— begin —

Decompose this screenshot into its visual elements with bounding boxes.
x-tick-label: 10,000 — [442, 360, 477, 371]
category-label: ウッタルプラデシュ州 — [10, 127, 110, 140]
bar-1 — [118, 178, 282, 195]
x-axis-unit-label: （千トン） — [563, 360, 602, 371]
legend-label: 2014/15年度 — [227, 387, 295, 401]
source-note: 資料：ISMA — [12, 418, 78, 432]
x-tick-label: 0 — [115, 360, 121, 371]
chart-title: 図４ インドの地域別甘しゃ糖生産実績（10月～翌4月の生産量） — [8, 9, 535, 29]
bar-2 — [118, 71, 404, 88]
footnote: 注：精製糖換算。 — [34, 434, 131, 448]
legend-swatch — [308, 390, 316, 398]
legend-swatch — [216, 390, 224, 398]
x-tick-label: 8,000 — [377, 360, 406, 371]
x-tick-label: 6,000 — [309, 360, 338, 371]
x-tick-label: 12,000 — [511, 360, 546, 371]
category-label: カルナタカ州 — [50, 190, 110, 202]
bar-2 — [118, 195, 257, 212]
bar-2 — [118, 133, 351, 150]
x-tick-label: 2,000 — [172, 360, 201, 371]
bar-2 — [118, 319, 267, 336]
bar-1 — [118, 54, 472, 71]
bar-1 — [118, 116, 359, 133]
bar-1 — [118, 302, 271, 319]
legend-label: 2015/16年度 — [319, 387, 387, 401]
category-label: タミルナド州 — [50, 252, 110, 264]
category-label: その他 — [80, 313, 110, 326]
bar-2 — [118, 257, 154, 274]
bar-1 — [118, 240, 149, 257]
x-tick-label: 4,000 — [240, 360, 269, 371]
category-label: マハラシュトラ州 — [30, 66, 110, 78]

— end —

* _Given exercise_: Rewrite each line in the rows above as a Markdown table with two columns, "No." for the line's number and "Line" for its text, skipping any blank lines.

* _Reply_:
| No. | Line |
|---|---|
| 1 | Decompose this screenshot into its visual elements with bounding boxes. |
| 2 | x-tick-label: 10,000 — [442, 360, 477, 371] |
| 3 | category-label: ウッタルプラデシュ州 — [10, 127, 110, 140] |
| 4 | bar-1 — [118, 178, 282, 195] |
| 5 | x-axis-unit-label: （千トン） — [563, 360, 602, 371] |
| 6 | legend-label: 2014/15年度 — [227, 387, 295, 401] |
| 7 | source-note: 資料：ISMA — [12, 418, 78, 432] |
| 8 | x-tick-label: 0 — [115, 360, 121, 371] |
| 9 | chart-title: 図４ インドの地域別甘しゃ糖生産実績（10月～翌4月の生産量） — [8, 9, 535, 29] |
| 10 | bar-2 — [118, 71, 404, 88] |
| 11 | footnote: 注：精製糖換算。 — [34, 434, 131, 448] |
| 12 | legend-swatch — [308, 390, 316, 398] |
| 13 | legend-swatch — [216, 390, 224, 398] |
| 14 | x-tick-label: 8,000 — [377, 360, 406, 371] |
| 15 | x-tick-label: 6,000 — [309, 360, 338, 371] |
| 16 | x-tick-label: 12,000 — [511, 360, 546, 371] |
| 17 | category-label: カルナタカ州 — [50, 190, 110, 202] |
| 18 | bar-2 — [118, 195, 257, 212] |
| 19 | bar-2 — [118, 133, 351, 150] |
| 20 | x-tick-label: 2,000 — [172, 360, 201, 371] |
| 21 | bar-2 — [118, 319, 267, 336] |
| 22 | bar-1 — [118, 54, 472, 71] |
| 23 | bar-1 — [118, 116, 359, 133] |
| 24 | bar-1 — [118, 302, 271, 319] |
| 25 | legend-label: 2015/16年度 — [319, 387, 387, 401] |
| 26 | category-label: タミルナド州 — [50, 252, 110, 264] |
| 27 | category-label: その他 — [80, 313, 110, 326] |
| 28 | bar-2 — [118, 257, 154, 274] |
| 29 | bar-1 — [118, 240, 149, 257] |
| 30 | x-tick-label: 4,000 — [240, 360, 269, 371] |
| 31 | category-label: マハラシュトラ州 — [30, 66, 110, 78] |